• **EXERCISE INSTRUCTIONS**: Set the listing down again in full, word for word, with the pictures left out.

• **GIVEN INFORMATION**:
------------------------------------------------------------------------
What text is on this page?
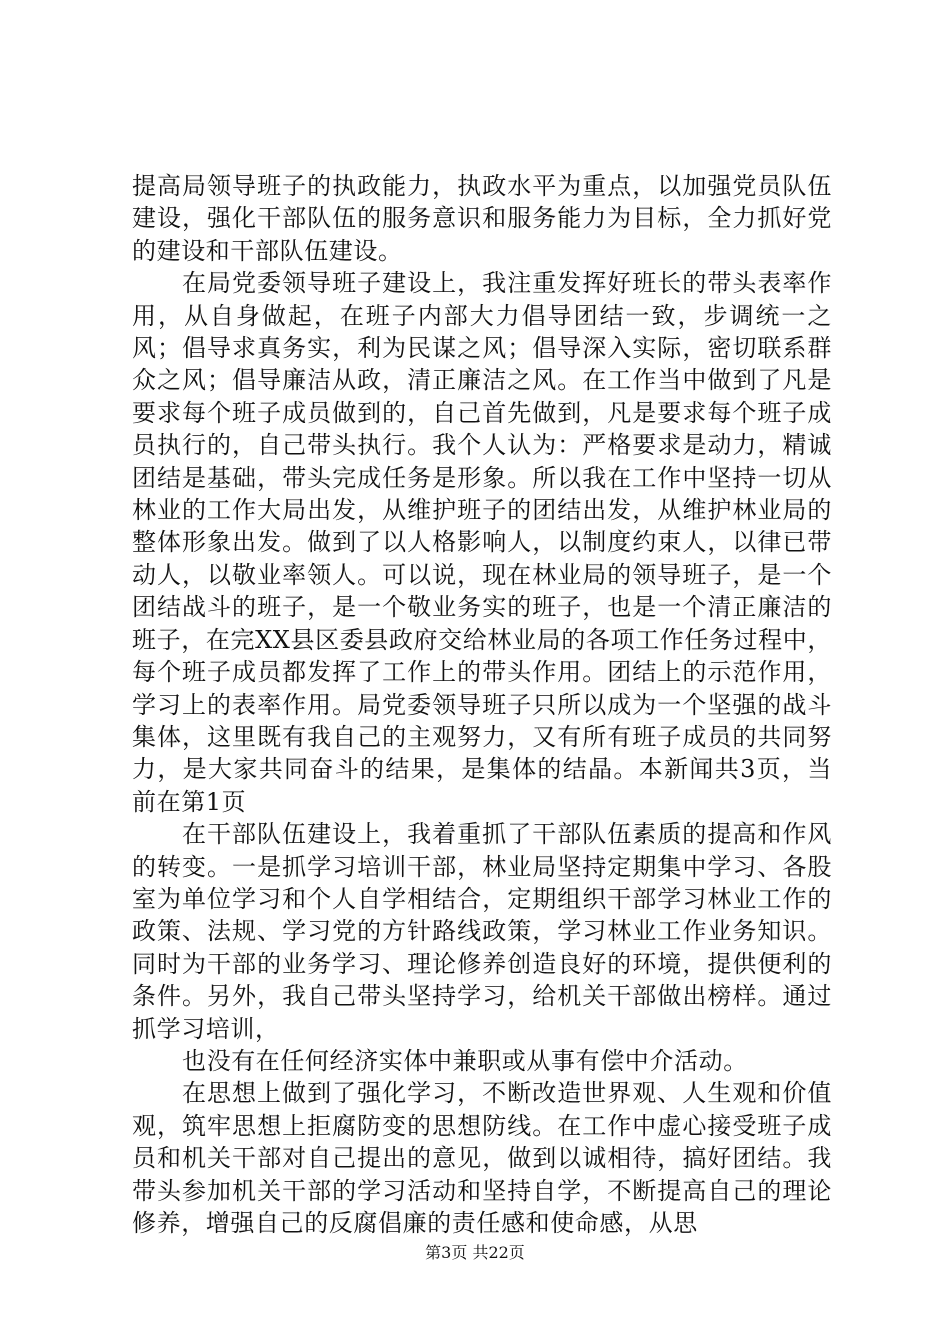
提高局领导班子的执政能力，执政水平为重点，以加强党员队伍建设，强化干部队伍的服务意识和服务能力为目标，全力抓好党的建设和干部队伍建设。

在局党委领导班子建设上，我注重发挥好班长的带头表率作用，从自身做起，在班子内部大力倡导团结一致，步调统一之风；倡导求真务实，利为民谋之风；倡导深入实际，密切联系群众之风；倡导廉洁从政，清正廉洁之风。在工作当中做到了凡是要求每个班子成员做到的，自己首先做到，凡是要求每个班子成员执行的，自己带头执行。我个人认为：严格要求是动力，精诚团结是基础，带头完成任务是形象。所以我在工作中坚持一切从林业的工作大局出发，从维护班子的团结出发，从维护林业局的整体形象出发。做到了以人格影响人，以制度约束人，以律已带动人，以敬业率领人。可以说，现在林业局的领导班子，是一个团结战斗的班子，是一个敬业务实的班子，也是一个清正廉洁的班子，在完XX县区委县政府交给林业局的各项工作任务过程中，每个班子成员都发挥了工作上的带头作用。团结上的示范作用，学习上的表率作用。局党委领导班子只所以成为一个坚强的战斗集体，这里既有我自己的主观努力，又有所有班子成员的共同努力，是大家共同奋斗的结果，是集体的结晶。本新闻共3页，当前在第1页

在干部队伍建设上，我着重抓了干部队伍素质的提高和作风的转变。一是抓学习培训干部，林业局坚持定期集中学习、各股室为单位学习和个人自学相结合，定期组织干部学习林业工作的政策、法规、学习党的方针路线政策，学习林业工作业务知识。同时为干部的业务学习、理论修养创造良好的环境，提供便利的条件。另外，我自己带头坚持学习，给机关干部做出榜样。通过抓学习培训，

也没有在任何经济实体中兼职或从事有偿中介活动。

在思想上做到了强化学习，不断改造世界观、人生观和价值观，筑牢思想上拒腐防变的思想防线。在工作中虚心接受班子成员和机关干部对自己提出的意见，做到以诚相待，搞好团结。我带头参加机关干部的学习活动和坚持自学，不断提高自己的理论修养，增强自己的反腐倡廉的责任感和使命感，从思

第3页 共22页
------------------------------------------------------------------------
• **OUTPUT FOR THIS TASK**:
What text is on this page?
提高局领导班子的执政能力，执政水平为重点，以加强党员队伍建设，强化干部队伍的服务意识和服务能力为目标，全力抓好党的建设和干部队伍建设。

在局党委领导班子建设上，我注重发挥好班长的带头表率作用，从自身做起，在班子内部大力倡导团结一致，步调统一之风；倡导求真务实，利为民谋之风；倡导深入实际，密切联系群众之风；倡导廉洁从政，清正廉洁之风。在工作当中做到了凡是要求每个班子成员做到的，自己首先做到，凡是要求每个班子成员执行的，自己带头执行。我个人认为：严格要求是动力，精诚团结是基础，带头完成任务是形象。所以我在工作中坚持一切从林业的工作大局出发，从维护班子的团结出发，从维护林业局的整体形象出发。做到了以人格影响人，以制度约束人，以律已带动人，以敬业率领人。可以说，现在林业局的领导班子，是一个团结战斗的班子，是一个敬业务实的班子，也是一个清正廉洁的班子，在完XX县区委县政府交给林业局的各项工作任务过程中，每个班子成员都发挥了工作上的带头作用。团结上的示范作用，学习上的表率作用。局党委领导班子只所以成为一个坚强的战斗集体，这里既有我自己的主观努力，又有所有班子成员的共同努力，是大家共同奋斗的结果，是集体的结晶。本新闻共3页，当前在第1页

在干部队伍建设上，我着重抓了干部队伍素质的提高和作风的转变。一是抓学习培训干部，林业局坚持定期集中学习、各股室为单位学习和个人自学相结合，定期组织干部学习林业工作的政策、法规、学习党的方针路线政策，学习林业工作业务知识。同时为干部的业务学习、理论修养创造良好的环境，提供便利的条件。另外，我自己带头坚持学习，给机关干部做出榜样。通过抓学习培训，

也没有在任何经济实体中兼职或从事有偿中介活动。

在思想上做到了强化学习，不断改造世界观、人生观和价值观，筑牢思想上拒腐防变的思想防线。在工作中虚心接受班子成员和机关干部对自己提出的意见，做到以诚相待，搞好团结。我带头参加机关干部的学习活动和坚持自学，不断提高自己的理论修养，增强自己的反腐倡廉的责任感和使命感，从思

第3页 共22页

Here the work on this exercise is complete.